### Aim
In each of the following entries, replace "bounding boxes" with "box coordinates" and leave everything else unchanged.

### Input
------------------------------------------------------------------------

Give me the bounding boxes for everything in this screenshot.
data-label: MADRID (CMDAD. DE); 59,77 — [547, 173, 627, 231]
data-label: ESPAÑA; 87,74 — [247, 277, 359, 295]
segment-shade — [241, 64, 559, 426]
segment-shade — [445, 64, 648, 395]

------------------------------------------------------------------------

### Correct answer
Give me the box coordinates for everything in this screenshot.
data-label: MADRID (CMDAD. DE); 59,77 — [547, 173, 627, 231]
data-label: ESPAÑA; 87,74 — [247, 277, 359, 295]
segment-shade — [241, 64, 559, 426]
segment-shade — [445, 64, 648, 395]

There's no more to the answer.